● **REQUEST**:
Report all lines from the entries below in which "Wireless" appears.

-------

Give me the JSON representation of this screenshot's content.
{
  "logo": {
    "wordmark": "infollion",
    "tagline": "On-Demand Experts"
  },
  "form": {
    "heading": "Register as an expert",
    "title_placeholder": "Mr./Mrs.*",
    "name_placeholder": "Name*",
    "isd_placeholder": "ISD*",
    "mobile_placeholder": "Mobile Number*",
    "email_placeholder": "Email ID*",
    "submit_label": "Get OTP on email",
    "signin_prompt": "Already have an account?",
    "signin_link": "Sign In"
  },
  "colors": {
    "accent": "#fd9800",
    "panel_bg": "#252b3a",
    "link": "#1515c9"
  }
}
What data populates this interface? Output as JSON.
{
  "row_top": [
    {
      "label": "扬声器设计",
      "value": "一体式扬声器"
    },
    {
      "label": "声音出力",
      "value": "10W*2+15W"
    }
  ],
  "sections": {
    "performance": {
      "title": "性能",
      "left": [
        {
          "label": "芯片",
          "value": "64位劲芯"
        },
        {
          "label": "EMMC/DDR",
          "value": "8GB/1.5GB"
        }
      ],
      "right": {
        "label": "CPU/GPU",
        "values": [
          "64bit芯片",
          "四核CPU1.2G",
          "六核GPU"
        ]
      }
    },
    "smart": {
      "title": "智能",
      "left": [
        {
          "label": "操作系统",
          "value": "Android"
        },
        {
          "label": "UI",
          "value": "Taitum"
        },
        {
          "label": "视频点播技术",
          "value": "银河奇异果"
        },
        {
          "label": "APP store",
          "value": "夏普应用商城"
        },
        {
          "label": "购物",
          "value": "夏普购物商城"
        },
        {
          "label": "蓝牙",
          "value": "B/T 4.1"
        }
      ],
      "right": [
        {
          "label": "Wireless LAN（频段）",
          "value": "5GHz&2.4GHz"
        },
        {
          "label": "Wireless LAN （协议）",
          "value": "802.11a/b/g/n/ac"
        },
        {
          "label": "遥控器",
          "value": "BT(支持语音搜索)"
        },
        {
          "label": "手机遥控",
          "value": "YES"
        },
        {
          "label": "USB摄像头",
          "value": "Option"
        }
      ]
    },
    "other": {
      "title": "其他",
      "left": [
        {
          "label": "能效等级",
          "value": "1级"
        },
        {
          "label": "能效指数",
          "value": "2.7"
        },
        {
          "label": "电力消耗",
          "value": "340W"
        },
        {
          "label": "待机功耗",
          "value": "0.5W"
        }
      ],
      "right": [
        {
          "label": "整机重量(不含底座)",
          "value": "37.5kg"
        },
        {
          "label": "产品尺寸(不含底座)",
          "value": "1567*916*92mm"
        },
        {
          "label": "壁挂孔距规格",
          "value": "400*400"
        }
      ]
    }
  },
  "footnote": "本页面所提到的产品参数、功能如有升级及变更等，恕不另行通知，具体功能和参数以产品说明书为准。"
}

-------

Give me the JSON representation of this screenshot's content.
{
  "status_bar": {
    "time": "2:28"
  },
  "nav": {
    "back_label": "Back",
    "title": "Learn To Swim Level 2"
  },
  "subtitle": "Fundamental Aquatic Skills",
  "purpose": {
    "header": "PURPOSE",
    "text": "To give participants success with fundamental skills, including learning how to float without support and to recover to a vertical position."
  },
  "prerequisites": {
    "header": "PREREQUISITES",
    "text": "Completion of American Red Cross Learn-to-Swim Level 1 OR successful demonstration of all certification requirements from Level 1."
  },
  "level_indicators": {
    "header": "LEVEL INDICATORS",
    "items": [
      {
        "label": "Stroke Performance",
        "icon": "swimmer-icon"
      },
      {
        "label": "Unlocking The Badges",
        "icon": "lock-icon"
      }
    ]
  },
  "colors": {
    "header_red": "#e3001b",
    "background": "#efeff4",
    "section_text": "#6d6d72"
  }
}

-------

● **SOLUTION FOR THIS EXERCISE**:
          "label": "Wireless LAN（频段）",
          "label": "Wireless LAN （协议）",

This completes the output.